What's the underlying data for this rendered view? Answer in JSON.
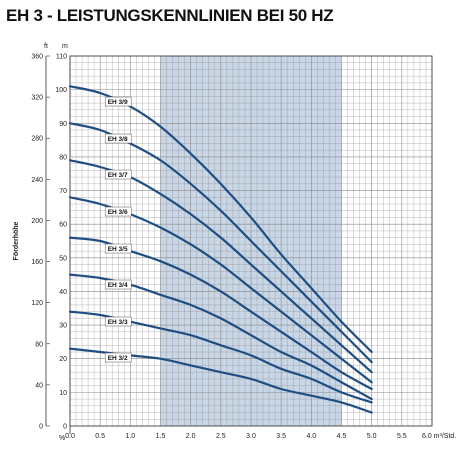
{
  "chart_data": {
    "type": "line",
    "title": "EH 3 - LEISTUNGSKENNLINIEN BEI 50 HZ",
    "ylabel": "Förderhöhe",
    "ft_unit": "ft",
    "m_unit": "m",
    "pct_unit": "%",
    "x_unit_label": "6.0 m³/Std.",
    "xlim": [
      0,
      6
    ],
    "ylim": [
      0,
      110
    ],
    "ft_lim": [
      0,
      360
    ],
    "grid": true,
    "shaded_range": [
      1.5,
      4.5
    ],
    "x_ticks": [
      "0.0",
      "0.5",
      "1.0",
      "1.5",
      "2.0",
      "2.5",
      "3.0",
      "3.5",
      "4.0",
      "4.5",
      "5.0",
      "5.5"
    ],
    "m_ticks": [
      "0",
      "10",
      "20",
      "30",
      "40",
      "50",
      "60",
      "70",
      "80",
      "90",
      "100",
      "110"
    ],
    "ft_ticks": [
      "0",
      "40",
      "80",
      "120",
      "160",
      "200",
      "240",
      "280",
      "320",
      "360"
    ],
    "x": [
      0,
      0.5,
      1.0,
      1.5,
      2.0,
      2.5,
      3.0,
      3.5,
      4.0,
      4.5,
      5.0
    ],
    "series": [
      {
        "name": "EH 3/9",
        "values": [
          101,
          99,
          95,
          89,
          81,
          72,
          62,
          51,
          41,
          31,
          22
        ]
      },
      {
        "name": "EH 3/8",
        "values": [
          90,
          88,
          84,
          79,
          72,
          64,
          55,
          46,
          37,
          28,
          19
        ]
      },
      {
        "name": "EH 3/7",
        "values": [
          79,
          77,
          74,
          69,
          63,
          56,
          48,
          40,
          32,
          24,
          16
        ]
      },
      {
        "name": "EH 3/6",
        "values": [
          68,
          66,
          63,
          59,
          54,
          48,
          41,
          34,
          27,
          20,
          13
        ]
      },
      {
        "name": "EH 3/5",
        "values": [
          56,
          55,
          52,
          49,
          45,
          40,
          34,
          28,
          22,
          16,
          11
        ]
      },
      {
        "name": "EH 3/4",
        "values": [
          45,
          44,
          42,
          39,
          36,
          32,
          27,
          22,
          18,
          13,
          8
        ]
      },
      {
        "name": "EH 3/3",
        "values": [
          34,
          33,
          31,
          29,
          27,
          24,
          21,
          17,
          14,
          10,
          7
        ]
      },
      {
        "name": "EH 3/2",
        "values": [
          23,
          22,
          21,
          20,
          18,
          16,
          14,
          11,
          9,
          7,
          4
        ]
      }
    ],
    "colors": {
      "curve": "#1f4e82",
      "shade": "#c8d6e6",
      "grid": "#8a8a8a",
      "frame": "#333333"
    }
  }
}
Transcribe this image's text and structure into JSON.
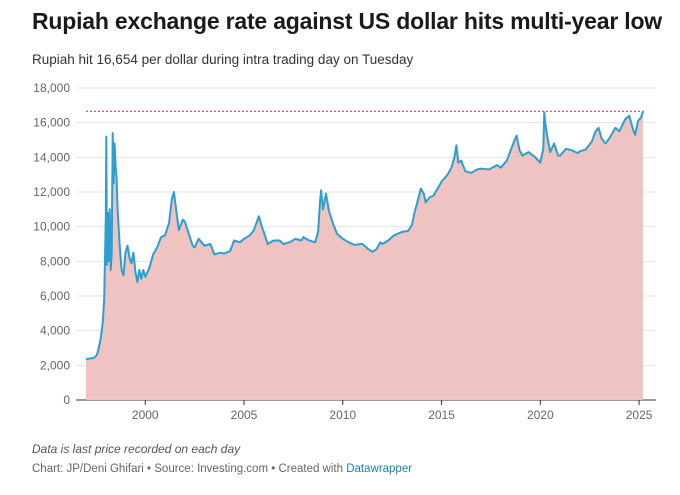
{
  "header": {
    "title": "Rupiah exchange rate against US dollar hits multi-year low",
    "subtitle": "Rupiah hit 16,654 per dollar during intra trading day on Tuesday"
  },
  "footer": {
    "note": "Data is last price recorded on each day",
    "credit": "Chart: JP/Deni Ghifari • Source: Investing.com • Created with ",
    "tool_link": "Datawrapper"
  },
  "colors": {
    "line": "#2a9fd0",
    "area": "#efc0c0",
    "reference_line": "#e04040",
    "grid": "#e3e3e3"
  },
  "chart_data": {
    "type": "area",
    "title": "Rupiah exchange rate against US dollar hits multi-year low",
    "xlabel": "",
    "ylabel": "",
    "xlim": [
      1997,
      2025.3
    ],
    "ylim": [
      0,
      18000
    ],
    "y_ticks": [
      0,
      2000,
      4000,
      6000,
      8000,
      10000,
      12000,
      14000,
      16000,
      18000
    ],
    "y_tick_labels": [
      "0",
      "2,000",
      "4,000",
      "6,000",
      "8,000",
      "10,000",
      "12,000",
      "14,000",
      "16,000",
      "18,000"
    ],
    "x_ticks": [
      2000,
      2005,
      2010,
      2015,
      2020,
      2025
    ],
    "x_tick_labels": [
      "2000",
      "2005",
      "2010",
      "2015",
      "2020",
      "2025"
    ],
    "grid": "horizontal",
    "reference_line": {
      "y": 16654,
      "style": "dotted"
    },
    "series": [
      {
        "points": [
          [
            1997.0,
            2360
          ],
          [
            1997.4,
            2430
          ],
          [
            1997.55,
            2600
          ],
          [
            1997.65,
            3000
          ],
          [
            1997.75,
            3600
          ],
          [
            1997.85,
            4500
          ],
          [
            1997.92,
            5800
          ],
          [
            1998.0,
            10500
          ],
          [
            1998.03,
            15200
          ],
          [
            1998.06,
            7800
          ],
          [
            1998.1,
            10800
          ],
          [
            1998.15,
            8000
          ],
          [
            1998.2,
            11000
          ],
          [
            1998.25,
            7500
          ],
          [
            1998.3,
            8500
          ],
          [
            1998.35,
            15400
          ],
          [
            1998.4,
            12500
          ],
          [
            1998.45,
            14800
          ],
          [
            1998.5,
            13500
          ],
          [
            1998.55,
            12800
          ],
          [
            1998.6,
            11000
          ],
          [
            1998.7,
            9000
          ],
          [
            1998.8,
            7500
          ],
          [
            1998.9,
            7200
          ],
          [
            1999.0,
            8500
          ],
          [
            1999.1,
            8900
          ],
          [
            1999.2,
            8200
          ],
          [
            1999.3,
            7900
          ],
          [
            1999.4,
            8500
          ],
          [
            1999.5,
            7400
          ],
          [
            1999.6,
            6800
          ],
          [
            1999.7,
            7500
          ],
          [
            1999.8,
            7000
          ],
          [
            1999.9,
            7500
          ],
          [
            2000.0,
            7100
          ],
          [
            2000.2,
            7600
          ],
          [
            2000.4,
            8400
          ],
          [
            2000.6,
            8800
          ],
          [
            2000.8,
            9400
          ],
          [
            2001.0,
            9500
          ],
          [
            2001.2,
            10200
          ],
          [
            2001.35,
            11600
          ],
          [
            2001.45,
            12000
          ],
          [
            2001.55,
            11100
          ],
          [
            2001.7,
            9800
          ],
          [
            2001.9,
            10400
          ],
          [
            2002.0,
            10300
          ],
          [
            2002.2,
            9600
          ],
          [
            2002.4,
            8900
          ],
          [
            2002.5,
            8800
          ],
          [
            2002.7,
            9300
          ],
          [
            2003.0,
            8900
          ],
          [
            2003.3,
            9000
          ],
          [
            2003.5,
            8400
          ],
          [
            2003.8,
            8500
          ],
          [
            2004.0,
            8450
          ],
          [
            2004.3,
            8600
          ],
          [
            2004.5,
            9200
          ],
          [
            2004.8,
            9100
          ],
          [
            2005.0,
            9300
          ],
          [
            2005.3,
            9500
          ],
          [
            2005.5,
            9800
          ],
          [
            2005.75,
            10600
          ],
          [
            2005.9,
            10000
          ],
          [
            2006.0,
            9700
          ],
          [
            2006.2,
            9000
          ],
          [
            2006.5,
            9200
          ],
          [
            2006.8,
            9200
          ],
          [
            2007.0,
            9000
          ],
          [
            2007.3,
            9100
          ],
          [
            2007.6,
            9300
          ],
          [
            2007.9,
            9200
          ],
          [
            2008.0,
            9400
          ],
          [
            2008.3,
            9200
          ],
          [
            2008.6,
            9100
          ],
          [
            2008.75,
            9700
          ],
          [
            2008.85,
            11500
          ],
          [
            2008.9,
            12100
          ],
          [
            2009.0,
            11000
          ],
          [
            2009.15,
            11900
          ],
          [
            2009.3,
            10900
          ],
          [
            2009.5,
            10200
          ],
          [
            2009.7,
            9600
          ],
          [
            2009.9,
            9400
          ],
          [
            2010.0,
            9300
          ],
          [
            2010.3,
            9100
          ],
          [
            2010.6,
            8950
          ],
          [
            2010.9,
            9000
          ],
          [
            2011.0,
            9000
          ],
          [
            2011.3,
            8700
          ],
          [
            2011.5,
            8550
          ],
          [
            2011.7,
            8700
          ],
          [
            2011.9,
            9100
          ],
          [
            2012.0,
            9000
          ],
          [
            2012.3,
            9200
          ],
          [
            2012.6,
            9500
          ],
          [
            2012.9,
            9650
          ],
          [
            2013.0,
            9700
          ],
          [
            2013.3,
            9750
          ],
          [
            2013.5,
            10100
          ],
          [
            2013.65,
            10900
          ],
          [
            2013.8,
            11500
          ],
          [
            2013.95,
            12200
          ],
          [
            2014.1,
            11900
          ],
          [
            2014.2,
            11400
          ],
          [
            2014.4,
            11700
          ],
          [
            2014.6,
            11800
          ],
          [
            2014.9,
            12400
          ],
          [
            2015.0,
            12600
          ],
          [
            2015.3,
            13000
          ],
          [
            2015.5,
            13400
          ],
          [
            2015.65,
            14000
          ],
          [
            2015.75,
            14700
          ],
          [
            2015.85,
            13700
          ],
          [
            2016.0,
            13800
          ],
          [
            2016.2,
            13200
          ],
          [
            2016.5,
            13100
          ],
          [
            2016.8,
            13300
          ],
          [
            2017.0,
            13350
          ],
          [
            2017.4,
            13300
          ],
          [
            2017.8,
            13550
          ],
          [
            2018.0,
            13400
          ],
          [
            2018.3,
            13800
          ],
          [
            2018.5,
            14400
          ],
          [
            2018.7,
            15000
          ],
          [
            2018.8,
            15250
          ],
          [
            2018.95,
            14400
          ],
          [
            2019.1,
            14100
          ],
          [
            2019.4,
            14300
          ],
          [
            2019.7,
            14050
          ],
          [
            2020.0,
            13700
          ],
          [
            2020.15,
            14500
          ],
          [
            2020.2,
            16600
          ],
          [
            2020.25,
            16000
          ],
          [
            2020.35,
            15200
          ],
          [
            2020.5,
            14300
          ],
          [
            2020.7,
            14800
          ],
          [
            2020.9,
            14100
          ],
          [
            2021.0,
            14100
          ],
          [
            2021.3,
            14500
          ],
          [
            2021.6,
            14400
          ],
          [
            2021.9,
            14250
          ],
          [
            2022.0,
            14350
          ],
          [
            2022.3,
            14450
          ],
          [
            2022.6,
            14900
          ],
          [
            2022.8,
            15500
          ],
          [
            2022.95,
            15700
          ],
          [
            2023.1,
            15100
          ],
          [
            2023.3,
            14800
          ],
          [
            2023.5,
            15100
          ],
          [
            2023.8,
            15700
          ],
          [
            2024.0,
            15500
          ],
          [
            2024.3,
            16200
          ],
          [
            2024.5,
            16400
          ],
          [
            2024.7,
            15600
          ],
          [
            2024.8,
            15300
          ],
          [
            2024.95,
            16100
          ],
          [
            2025.1,
            16300
          ],
          [
            2025.2,
            16654
          ]
        ]
      }
    ]
  }
}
--*--
Search the records for the word "name" and copy every line where it occurs.

**OUTPUT OF THE EXERCISE:**
        "name": "EH 3/9",
        "name": "EH 3/8",
        "name": "EH 3/7",
        "name": "EH 3/6",
        "name": "EH 3/5",
        "name": "EH 3/4",
        "name": "EH 3/3",
        "name": "EH 3/2",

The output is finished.